RAW DATA:
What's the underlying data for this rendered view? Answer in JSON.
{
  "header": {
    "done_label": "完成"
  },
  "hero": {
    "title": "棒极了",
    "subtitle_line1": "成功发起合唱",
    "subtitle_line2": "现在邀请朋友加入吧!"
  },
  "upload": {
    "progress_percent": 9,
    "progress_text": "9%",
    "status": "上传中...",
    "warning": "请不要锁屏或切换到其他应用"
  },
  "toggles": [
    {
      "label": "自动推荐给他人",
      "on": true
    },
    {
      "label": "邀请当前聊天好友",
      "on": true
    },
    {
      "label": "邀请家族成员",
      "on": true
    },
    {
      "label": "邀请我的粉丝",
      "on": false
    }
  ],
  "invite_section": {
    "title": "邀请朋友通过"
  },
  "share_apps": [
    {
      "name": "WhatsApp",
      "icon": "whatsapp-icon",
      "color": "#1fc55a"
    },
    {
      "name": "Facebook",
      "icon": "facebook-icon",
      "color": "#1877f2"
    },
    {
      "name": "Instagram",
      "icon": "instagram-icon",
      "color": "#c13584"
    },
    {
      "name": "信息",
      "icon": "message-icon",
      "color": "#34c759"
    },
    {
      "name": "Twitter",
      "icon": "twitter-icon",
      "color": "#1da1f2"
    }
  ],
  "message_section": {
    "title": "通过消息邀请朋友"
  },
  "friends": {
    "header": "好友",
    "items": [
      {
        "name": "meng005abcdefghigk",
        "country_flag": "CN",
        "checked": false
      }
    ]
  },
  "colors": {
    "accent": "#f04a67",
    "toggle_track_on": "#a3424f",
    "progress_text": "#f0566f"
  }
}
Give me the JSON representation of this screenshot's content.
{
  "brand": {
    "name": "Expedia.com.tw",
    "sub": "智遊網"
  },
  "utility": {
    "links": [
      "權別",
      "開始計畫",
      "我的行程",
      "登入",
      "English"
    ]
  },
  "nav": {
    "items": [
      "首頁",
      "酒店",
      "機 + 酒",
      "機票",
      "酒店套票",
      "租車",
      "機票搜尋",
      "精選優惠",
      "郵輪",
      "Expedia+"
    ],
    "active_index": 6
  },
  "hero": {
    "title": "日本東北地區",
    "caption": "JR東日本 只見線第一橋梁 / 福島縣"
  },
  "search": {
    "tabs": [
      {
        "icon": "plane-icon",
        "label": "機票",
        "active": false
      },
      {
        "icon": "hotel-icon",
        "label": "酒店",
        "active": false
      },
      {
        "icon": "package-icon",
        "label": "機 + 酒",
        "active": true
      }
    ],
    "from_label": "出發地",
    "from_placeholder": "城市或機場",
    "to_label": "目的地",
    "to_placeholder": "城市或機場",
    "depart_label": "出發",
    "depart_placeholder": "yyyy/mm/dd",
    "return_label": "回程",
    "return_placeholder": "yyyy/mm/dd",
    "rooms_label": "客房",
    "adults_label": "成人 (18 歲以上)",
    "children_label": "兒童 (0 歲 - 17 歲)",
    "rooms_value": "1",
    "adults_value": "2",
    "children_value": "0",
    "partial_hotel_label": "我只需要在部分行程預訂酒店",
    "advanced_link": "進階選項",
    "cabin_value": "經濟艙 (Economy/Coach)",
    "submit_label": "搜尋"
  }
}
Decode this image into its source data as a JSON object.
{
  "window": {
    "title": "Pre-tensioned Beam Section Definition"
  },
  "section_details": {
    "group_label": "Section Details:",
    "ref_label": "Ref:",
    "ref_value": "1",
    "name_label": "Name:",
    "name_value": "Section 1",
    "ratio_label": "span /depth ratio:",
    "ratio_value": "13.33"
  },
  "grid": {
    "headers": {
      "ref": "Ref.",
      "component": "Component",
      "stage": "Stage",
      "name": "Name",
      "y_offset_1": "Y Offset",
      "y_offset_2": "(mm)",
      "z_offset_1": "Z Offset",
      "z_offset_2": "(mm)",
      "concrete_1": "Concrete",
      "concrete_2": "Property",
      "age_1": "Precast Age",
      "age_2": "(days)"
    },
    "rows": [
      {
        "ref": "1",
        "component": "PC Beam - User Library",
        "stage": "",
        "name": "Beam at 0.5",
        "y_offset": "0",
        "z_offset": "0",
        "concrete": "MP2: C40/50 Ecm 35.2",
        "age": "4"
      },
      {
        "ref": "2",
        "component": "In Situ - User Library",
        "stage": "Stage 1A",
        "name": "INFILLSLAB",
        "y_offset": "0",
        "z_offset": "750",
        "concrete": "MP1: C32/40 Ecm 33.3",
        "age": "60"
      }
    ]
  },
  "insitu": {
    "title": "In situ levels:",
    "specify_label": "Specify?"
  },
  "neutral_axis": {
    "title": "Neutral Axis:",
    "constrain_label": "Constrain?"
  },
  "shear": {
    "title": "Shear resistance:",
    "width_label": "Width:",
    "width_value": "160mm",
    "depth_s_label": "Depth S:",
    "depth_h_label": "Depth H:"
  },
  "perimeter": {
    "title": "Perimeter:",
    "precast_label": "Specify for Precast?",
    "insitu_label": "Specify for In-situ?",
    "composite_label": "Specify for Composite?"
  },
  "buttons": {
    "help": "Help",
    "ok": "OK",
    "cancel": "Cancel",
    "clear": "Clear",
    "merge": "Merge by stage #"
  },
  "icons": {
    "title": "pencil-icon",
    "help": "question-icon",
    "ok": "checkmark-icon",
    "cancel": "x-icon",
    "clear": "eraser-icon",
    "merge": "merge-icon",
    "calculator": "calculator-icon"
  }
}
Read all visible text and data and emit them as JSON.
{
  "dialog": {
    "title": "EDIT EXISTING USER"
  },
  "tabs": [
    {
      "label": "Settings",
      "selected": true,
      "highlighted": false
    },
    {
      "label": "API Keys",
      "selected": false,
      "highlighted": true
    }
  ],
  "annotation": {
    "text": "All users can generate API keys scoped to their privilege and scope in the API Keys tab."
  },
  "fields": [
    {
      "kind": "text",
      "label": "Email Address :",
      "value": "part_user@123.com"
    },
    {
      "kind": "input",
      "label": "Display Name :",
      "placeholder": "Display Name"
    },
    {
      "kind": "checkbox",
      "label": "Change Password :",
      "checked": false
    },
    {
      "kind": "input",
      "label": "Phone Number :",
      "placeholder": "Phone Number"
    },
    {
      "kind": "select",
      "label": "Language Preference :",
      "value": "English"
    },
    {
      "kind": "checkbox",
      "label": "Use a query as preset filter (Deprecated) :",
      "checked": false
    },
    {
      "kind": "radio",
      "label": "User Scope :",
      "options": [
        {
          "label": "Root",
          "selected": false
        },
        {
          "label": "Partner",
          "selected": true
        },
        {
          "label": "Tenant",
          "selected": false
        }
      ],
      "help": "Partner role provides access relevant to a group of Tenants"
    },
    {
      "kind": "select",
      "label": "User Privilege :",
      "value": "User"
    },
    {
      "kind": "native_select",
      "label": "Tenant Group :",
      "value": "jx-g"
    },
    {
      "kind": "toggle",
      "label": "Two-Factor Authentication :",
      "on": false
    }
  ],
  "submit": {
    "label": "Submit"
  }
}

TASK DIRECTIONS: Select the lines from the entries that include the word "stage".

COMPLETED TASK:
      "stage": "Stage",
        "stage": "",
        "stage": "Stage 1A",
    "merge": "Merge by stage #"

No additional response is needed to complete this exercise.